Consigne: Citez mot pour mot, dans le texte sur la Rueda de Casino, le passage allant de « À l’international, la » jusqu'à « réseaux sociaux asiatiques. » inclus.

Document source:

Plusieurs festivals français ont désormais une catégorie Rueda en compétition ou en show. Par exemple, les « French Salsa Masters » ou « Urban Rueda Fest » rassemblent des équipes qui tournent sur scène, parfois sur des musiques adaptées (beat Afro-Cuban, reggaeton latino). Des flash mobs « Rueda de Casino » ont même eu lieu dans des gares ou sur le pont Alexandre III, preuve de sa diffusion dans la culture populaire.
À l’international, la Salsa Rueda de Casino est aussi très présente. Aux Etats-Unis, le style « Miami Salsa » intègre régulièrement la rueda dans les clubs cubains de Miami et lors de réunions latines. En Colombie, on danse la rueda à Cali, ville mythique de la salsa, où des écoles de danse proposent la rueda cubana aux salseros locaux, et où fut battu le record mondial de couples. En Europe, l’Espagne et l’Italie comptent d’innombrables « Rueda clubs », et l’Allemagne, les Pays-Bas, la Russie ne sont pas en reste. Des compétitions de rueda existent en Hongrie et en Grèce (où le record des 1102 couples a été établi). Même en Japon ou en Chine on trouve des passionnés de rueda : Tokyo organise des événements mensuels, comme en témoigne le succès de vidéos de rueda sur les réseaux sociaux asiatiques.
La popularité de la rueda s’explique en partie par son esprit inclusif : toutes les nationalités peuvent apprendre ensemble, puisque les appels sont en espagnol universel mais les gestes sont visibles. De plus, la danse est entraînante : on brasse large sur la musique cubaine (son, salsa, timba), on crie, on rit, on se donne la main en formant et défaisant le cercle. Les échanges constant de partenaires accélèrent les rencontres dans une ambiance festive. Cette convivialité en fait un incontournable des congrès internationaux : à peu près tout festival de salsa d’envergure (New York Salsa Congress, Ibiza Salsa Festival, Korea Salsa Open, etc.) propose au moins un atelier de Rueda de Casino.
Aspects culturels et sociaux de la Rueda de Casino
La Rueda de Casino est indissociable de la musique cubaine. Typiquement, on la danse sur des morceaux de son, de salsa cubaine moderne ou de timba, où la clave binaire (ou clave son) rythme les pas. Les orchestrations font appel à de grands classique du répertoire cubain : des groupes comme La Sonora Matancera, Conjunto Casino, El Septeto Nacional, Adalberto Álvarez ou Los Van Van ont produit des chansons qui s’accompagnent bien du principe de la rueda. Par exemple, le morceau « Pa’l piso » de Paulito FG est souvent joué en rueda, tout comme « Dame » de Luis Henriquez ou « Arriba de la bola » de Manolín. Les chanteurs eux-mêmes se prêtent parfois au jeu, improvisant des phrases comme « ¡Dame, dale! » qui deviennent des appels naturels en rueda (« ¡dame! », « ¡dale! », « ¡pasealo! »). L’ambiance musicale est ainsi festive : de percussions latines et de trompettes entraînantes, elle invite à s’enthousiasmer.

Extrait de données:
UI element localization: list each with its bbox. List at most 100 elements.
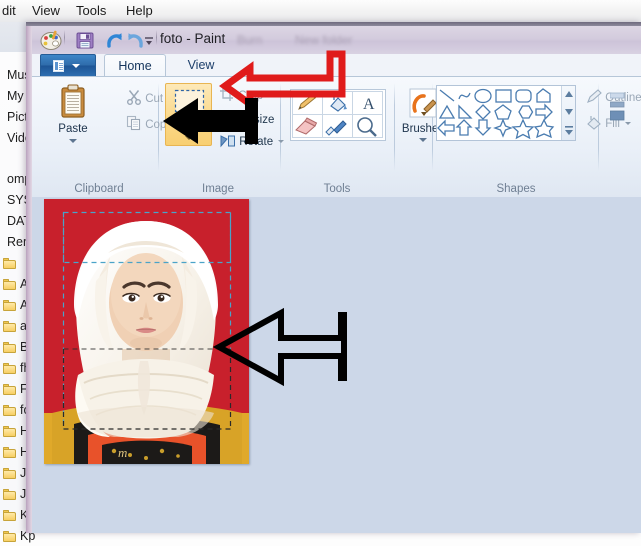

Réponse attendue:
À l’international, la Salsa Rueda de Casino est aussi très présente. Aux Etats-Unis, le style « Miami Salsa » intègre régulièrement la rueda dans les clubs cubains de Miami et lors de réunions latines. En Colombie, on danse la rueda à Cali, ville mythique de la salsa, où des écoles de danse proposent la rueda cubana aux salseros locaux, et où fut battu le record mondial de couples. En Europe, l’Espagne et l’Italie comptent d’innombrables « Rueda clubs », et l’Allemagne, les Pays-Bas, la Russie ne sont pas en reste. Des compétitions de rueda existent en Hongrie et en Grèce (où le record des 1102 couples a été établi). Même en Japon ou en Chine on trouve des passionnés de rueda : Tokyo organise des événements mensuels, comme en témoigne le succès de vidéos de rueda sur les réseaux sociaux asiatiques.